Required work:
Set down every entry again word for word, please, but skip the pictures.

Stored entries
::::

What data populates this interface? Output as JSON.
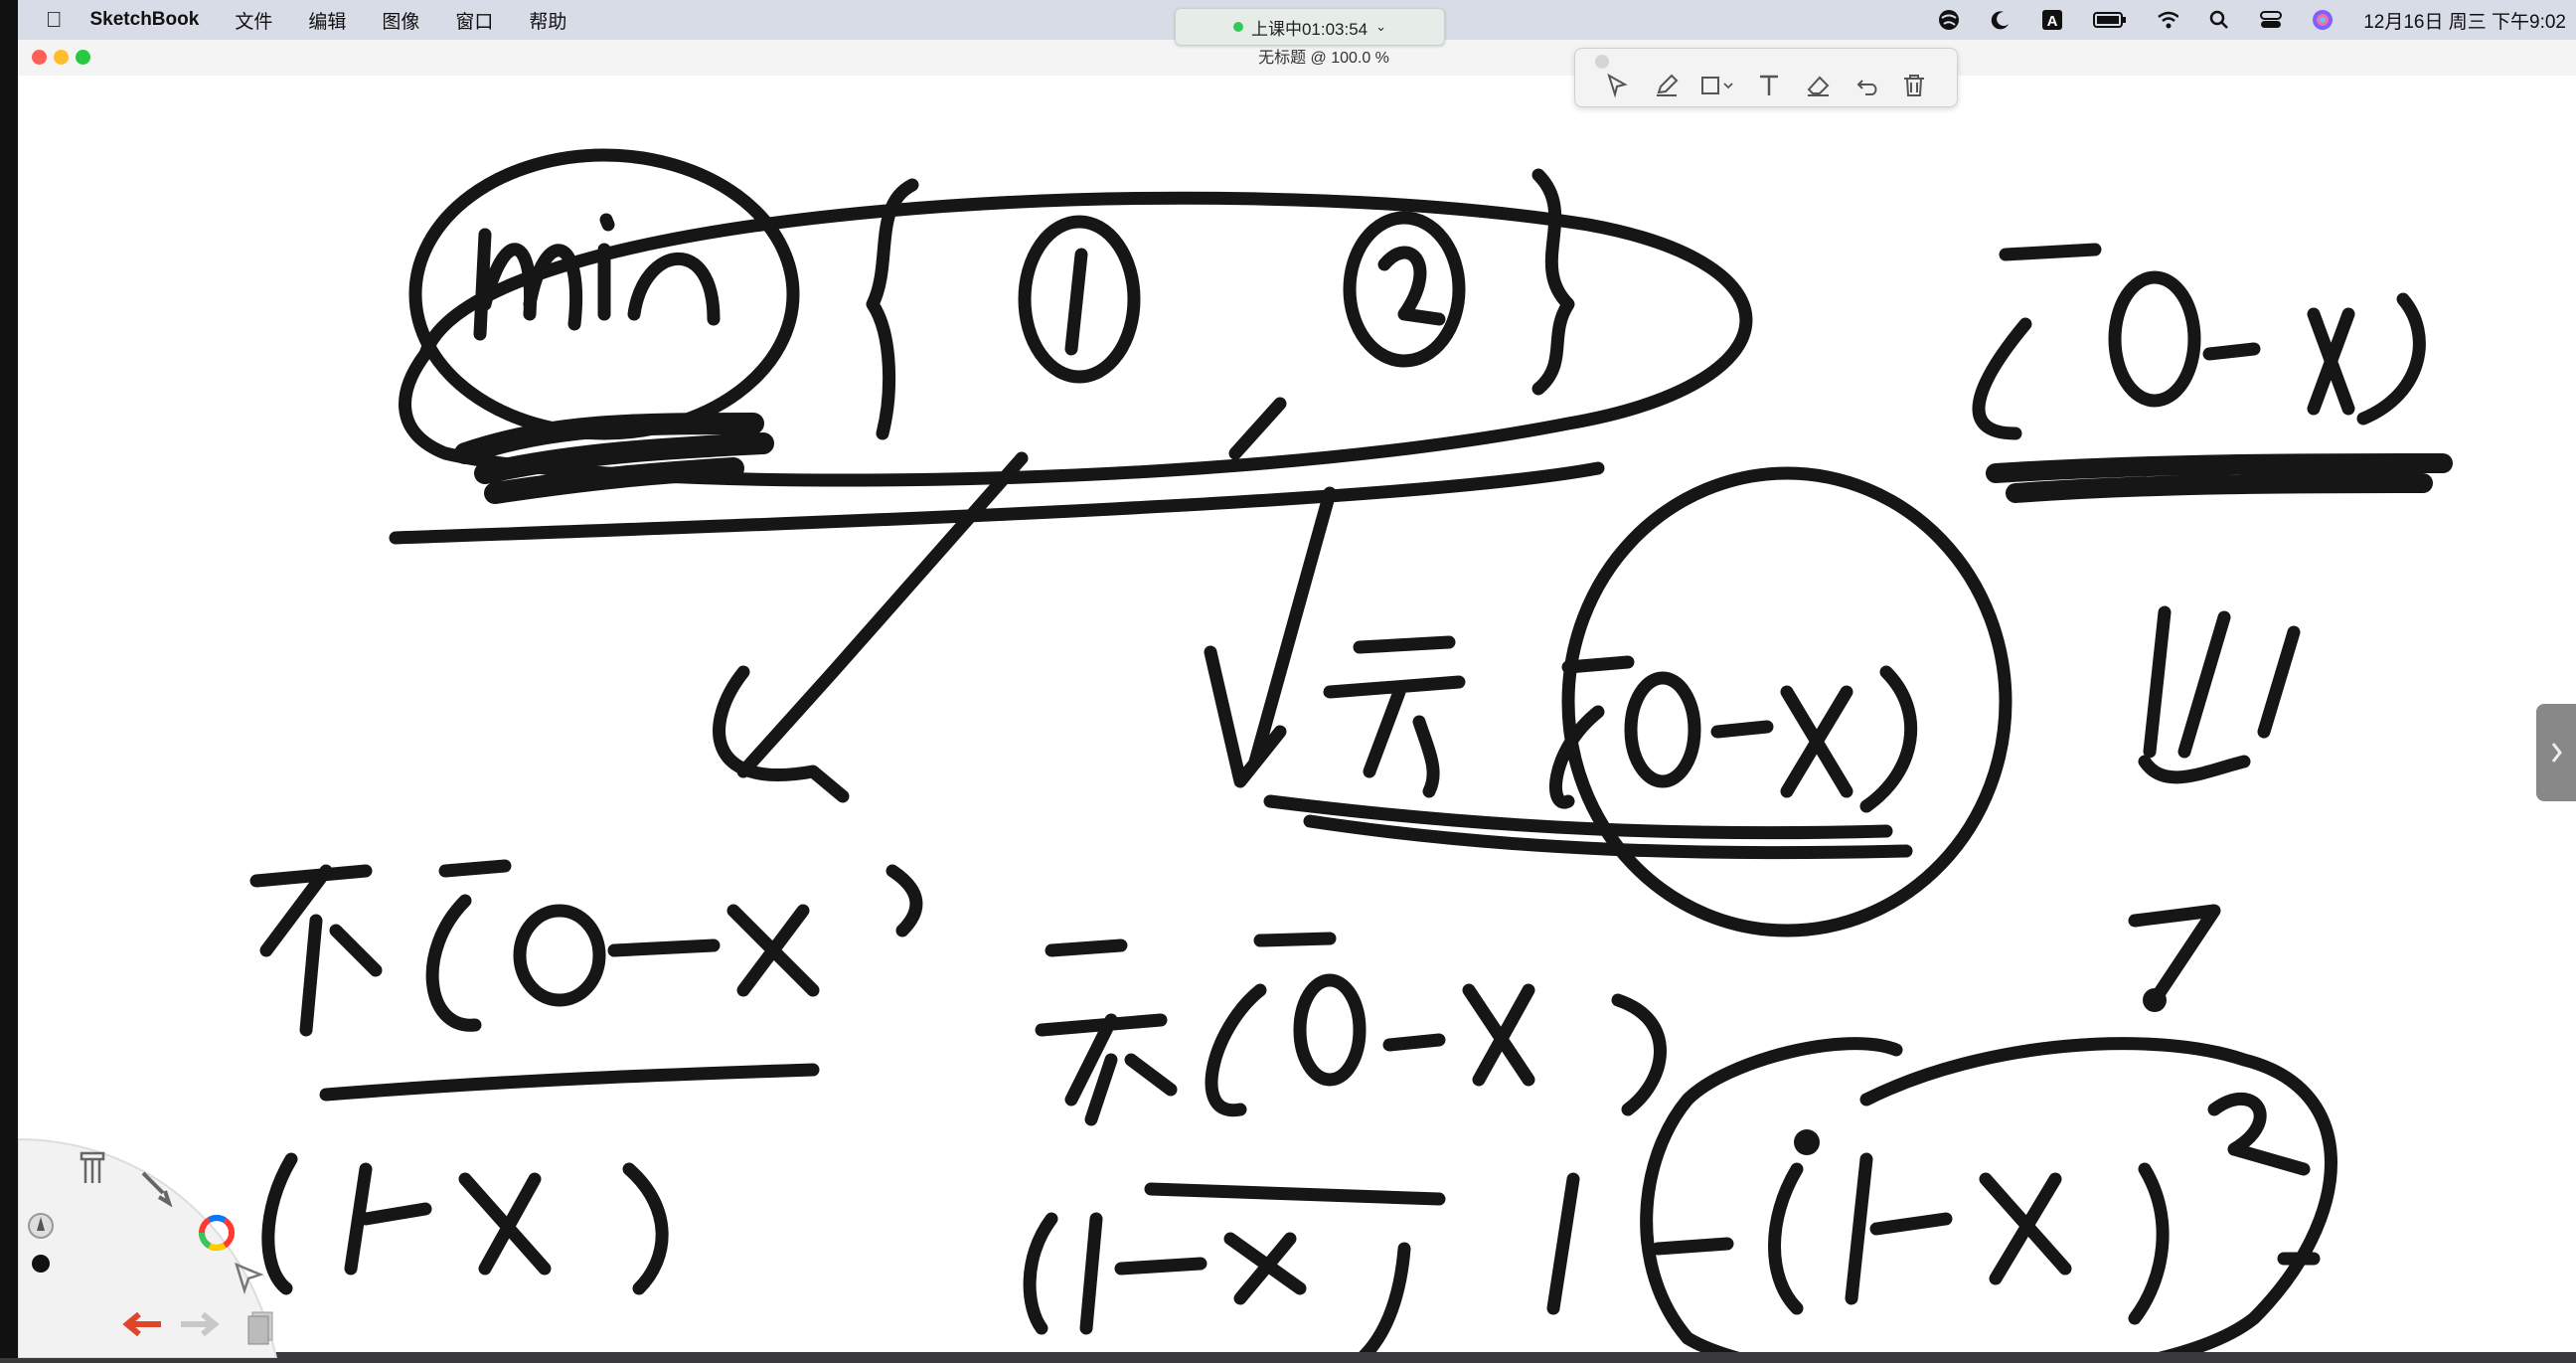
{
  "menubar": {
    "app_name": "SketchBook",
    "items": [
      "文件",
      "编辑",
      "图像",
      "窗口",
      "帮助"
    ],
    "datetime": "12月16日 周三 下午9:02",
    "status_icons": [
      "globe-icon",
      "moon-icon",
      "input-a-icon",
      "battery-icon",
      "wifi-icon",
      "search-icon",
      "control-center-icon",
      "siri-icon"
    ]
  },
  "class_timer": {
    "label": "上课中01:03:54",
    "status_color": "#34c759"
  },
  "window": {
    "title": "无标题 @ 100.0 %"
  },
  "toolbar": {
    "tools": [
      "select-tool-icon",
      "pen-tool-icon",
      "shape-tool-icon",
      "text-tool-icon",
      "eraser-tool-icon",
      "undo-icon",
      "delete-icon"
    ]
  },
  "lagoon": {
    "tools": [
      "brush-library-icon",
      "brush-icon",
      "color-wheel-icon",
      "select-icon",
      "layers-icon",
      "undo-icon",
      "redo-icon"
    ]
  },
  "sketch": {
    "strokes": [
      "min { ① , ② }",
      "[0-x)",
      "不[0-x)",
      "(1-x)",
      "1-(1-x)²",
      "[0-x)",
      "⇓",
      "?"
    ]
  }
}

::::

Solution for this task:
What data populates this interface? Output as JSON.
{
  "menubar": {
    "app_name": "SketchBook",
    "items": [
      "文件",
      "编辑",
      "图像",
      "窗口",
      "帮助"
    ],
    "datetime": "12月16日 周三 下午9:02",
    "status_icons": [
      "globe-icon",
      "moon-icon",
      "input-a-icon",
      "battery-icon",
      "wifi-icon",
      "search-icon",
      "control-center-icon",
      "siri-icon"
    ]
  },
  "class_timer": {
    "label": "上课中01:03:54",
    "status_color": "#34c759"
  },
  "window": {
    "title": "无标题 @ 100.0 %"
  },
  "toolbar": {
    "tools": [
      "select-tool-icon",
      "pen-tool-icon",
      "shape-tool-icon",
      "text-tool-icon",
      "eraser-tool-icon",
      "undo-icon",
      "delete-icon"
    ]
  },
  "lagoon": {
    "tools": [
      "brush-library-icon",
      "brush-icon",
      "color-wheel-icon",
      "select-icon",
      "layers-icon",
      "undo-icon",
      "redo-icon"
    ]
  },
  "sketch": {
    "strokes": [
      "min { ① , ② }",
      "[0-x)",
      "不[0-x)",
      "(1-x)",
      "1-(1-x)²",
      "[0-x)",
      "⇓",
      "?"
    ]
  }
}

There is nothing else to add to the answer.